(PROMPT): Transcribe every line exactly and omit anything that is a picture.

(DATASET ENTRIES):
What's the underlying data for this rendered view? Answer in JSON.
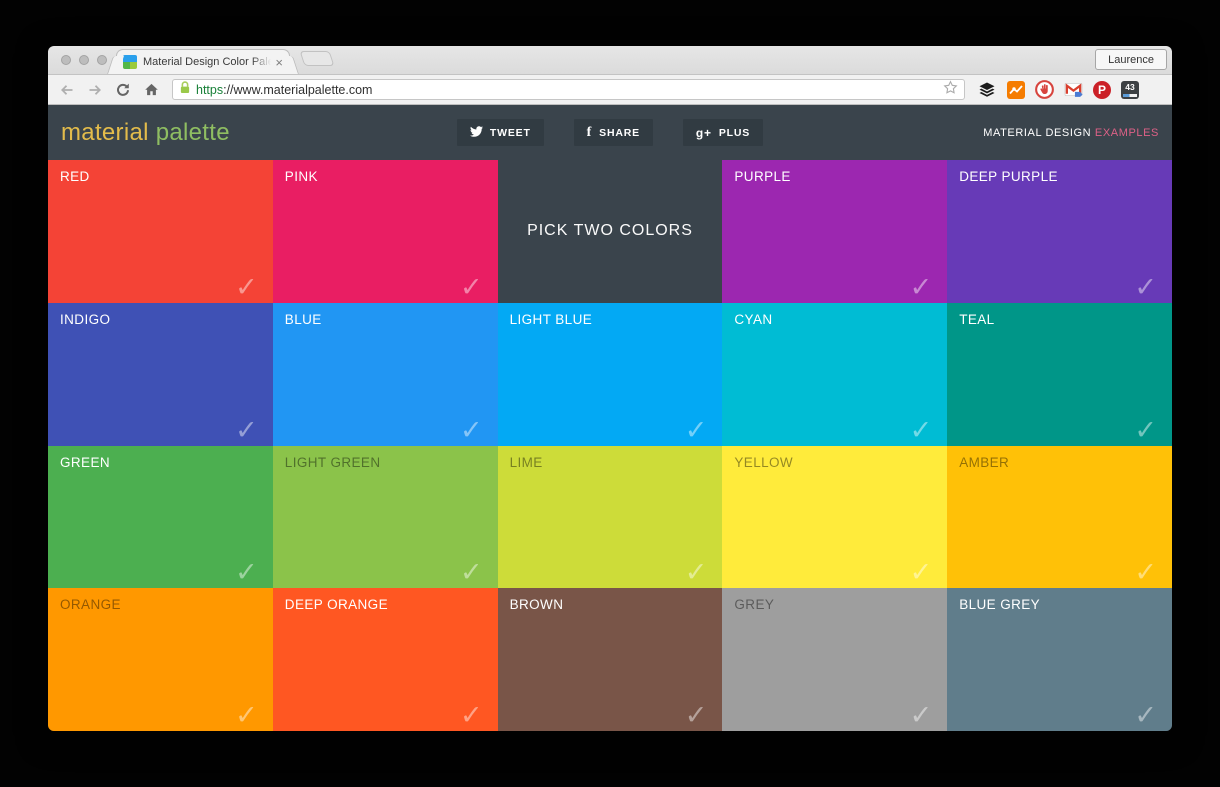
{
  "browser": {
    "tab_title": "Material Design Color Pale",
    "tab_close": "×",
    "profile_button": "Laurence",
    "url_scheme": "https",
    "url_rest": "://www.materialpalette.com",
    "extension_badge_count": "43",
    "pinterest_glyph": "P"
  },
  "header": {
    "logo_first": "material ",
    "logo_second": "palette",
    "buttons": [
      {
        "label": "TWEET",
        "icon": "twitter-icon"
      },
      {
        "label": "SHARE",
        "icon": "facebook-icon",
        "glyph": "f"
      },
      {
        "label": "PLUS",
        "icon": "googleplus-icon",
        "glyph": "g+"
      }
    ],
    "right_text": "MATERIAL DESIGN ",
    "right_link": "EXAMPLES"
  },
  "palette": {
    "pick_prompt": "PICK TWO COLORS",
    "pick_bg": "#3A444C",
    "checkmark": "✓",
    "cells": [
      {
        "name": "RED",
        "color": "#F44336",
        "label_style": "light",
        "checked": true
      },
      {
        "name": "PINK",
        "color": "#E91E63",
        "label_style": "light",
        "checked": true
      },
      {
        "type": "pick"
      },
      {
        "name": "PURPLE",
        "color": "#9C27B0",
        "label_style": "light",
        "checked": true
      },
      {
        "name": "DEEP PURPLE",
        "color": "#673AB7",
        "label_style": "light",
        "checked": true
      },
      {
        "name": "INDIGO",
        "color": "#3F51B5",
        "label_style": "light",
        "checked": true
      },
      {
        "name": "BLUE",
        "color": "#2196F3",
        "label_style": "light",
        "checked": true
      },
      {
        "name": "LIGHT BLUE",
        "color": "#03A9F4",
        "label_style": "light",
        "checked": true
      },
      {
        "name": "CYAN",
        "color": "#00BCD4",
        "label_style": "light",
        "checked": true
      },
      {
        "name": "TEAL",
        "color": "#009688",
        "label_style": "light",
        "checked": true
      },
      {
        "name": "GREEN",
        "color": "#4CAF50",
        "label_style": "light",
        "checked": true
      },
      {
        "name": "LIGHT GREEN",
        "color": "#8BC34A",
        "label_style": "dark",
        "checked": true
      },
      {
        "name": "LIME",
        "color": "#CDDC39",
        "label_style": "dark",
        "checked": true
      },
      {
        "name": "YELLOW",
        "color": "#FFEB3B",
        "label_style": "dark",
        "checked": true
      },
      {
        "name": "AMBER",
        "color": "#FFC107",
        "label_style": "dark",
        "checked": true
      },
      {
        "name": "ORANGE",
        "color": "#FF9800",
        "label_style": "dark",
        "checked": true
      },
      {
        "name": "DEEP ORANGE",
        "color": "#FF5722",
        "label_style": "light",
        "checked": true
      },
      {
        "name": "BROWN",
        "color": "#795548",
        "label_style": "light",
        "checked": true
      },
      {
        "name": "GREY",
        "color": "#9E9E9E",
        "label_style": "dark",
        "checked": true
      },
      {
        "name": "BLUE GREY",
        "color": "#607D8B",
        "label_style": "light",
        "checked": true
      }
    ]
  },
  "colors": {
    "header_bg": "#3A444C",
    "share_button_bg": "#313B42",
    "accent_pink": "#DD6187",
    "logo_yellow": "#E3BC4B",
    "logo_green": "#8FBE62"
  }
}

(ANSWER IN FULL):
What's the underlying data for this rendered view? Answer in JSON.
{
  "browser": {
    "tab_title": "Material Design Color Pale",
    "tab_close": "×",
    "profile_button": "Laurence",
    "url_scheme": "https",
    "url_rest": "://www.materialpalette.com",
    "extension_badge_count": "43",
    "pinterest_glyph": "P"
  },
  "header": {
    "logo_first": "material ",
    "logo_second": "palette",
    "buttons": [
      {
        "label": "TWEET",
        "icon": "twitter-icon"
      },
      {
        "label": "SHARE",
        "icon": "facebook-icon",
        "glyph": "f"
      },
      {
        "label": "PLUS",
        "icon": "googleplus-icon",
        "glyph": "g+"
      }
    ],
    "right_text": "MATERIAL DESIGN ",
    "right_link": "EXAMPLES"
  },
  "palette": {
    "pick_prompt": "PICK TWO COLORS",
    "pick_bg": "#3A444C",
    "checkmark": "✓",
    "cells": [
      {
        "name": "RED",
        "color": "#F44336",
        "label_style": "light",
        "checked": true
      },
      {
        "name": "PINK",
        "color": "#E91E63",
        "label_style": "light",
        "checked": true
      },
      {
        "type": "pick"
      },
      {
        "name": "PURPLE",
        "color": "#9C27B0",
        "label_style": "light",
        "checked": true
      },
      {
        "name": "DEEP PURPLE",
        "color": "#673AB7",
        "label_style": "light",
        "checked": true
      },
      {
        "name": "INDIGO",
        "color": "#3F51B5",
        "label_style": "light",
        "checked": true
      },
      {
        "name": "BLUE",
        "color": "#2196F3",
        "label_style": "light",
        "checked": true
      },
      {
        "name": "LIGHT BLUE",
        "color": "#03A9F4",
        "label_style": "light",
        "checked": true
      },
      {
        "name": "CYAN",
        "color": "#00BCD4",
        "label_style": "light",
        "checked": true
      },
      {
        "name": "TEAL",
        "color": "#009688",
        "label_style": "light",
        "checked": true
      },
      {
        "name": "GREEN",
        "color": "#4CAF50",
        "label_style": "light",
        "checked": true
      },
      {
        "name": "LIGHT GREEN",
        "color": "#8BC34A",
        "label_style": "dark",
        "checked": true
      },
      {
        "name": "LIME",
        "color": "#CDDC39",
        "label_style": "dark",
        "checked": true
      },
      {
        "name": "YELLOW",
        "color": "#FFEB3B",
        "label_style": "dark",
        "checked": true
      },
      {
        "name": "AMBER",
        "color": "#FFC107",
        "label_style": "dark",
        "checked": true
      },
      {
        "name": "ORANGE",
        "color": "#FF9800",
        "label_style": "dark",
        "checked": true
      },
      {
        "name": "DEEP ORANGE",
        "color": "#FF5722",
        "label_style": "light",
        "checked": true
      },
      {
        "name": "BROWN",
        "color": "#795548",
        "label_style": "light",
        "checked": true
      },
      {
        "name": "GREY",
        "color": "#9E9E9E",
        "label_style": "dark",
        "checked": true
      },
      {
        "name": "BLUE GREY",
        "color": "#607D8B",
        "label_style": "light",
        "checked": true
      }
    ]
  },
  "colors": {
    "header_bg": "#3A444C",
    "share_button_bg": "#313B42",
    "accent_pink": "#DD6187",
    "logo_yellow": "#E3BC4B",
    "logo_green": "#8FBE62"
  }
}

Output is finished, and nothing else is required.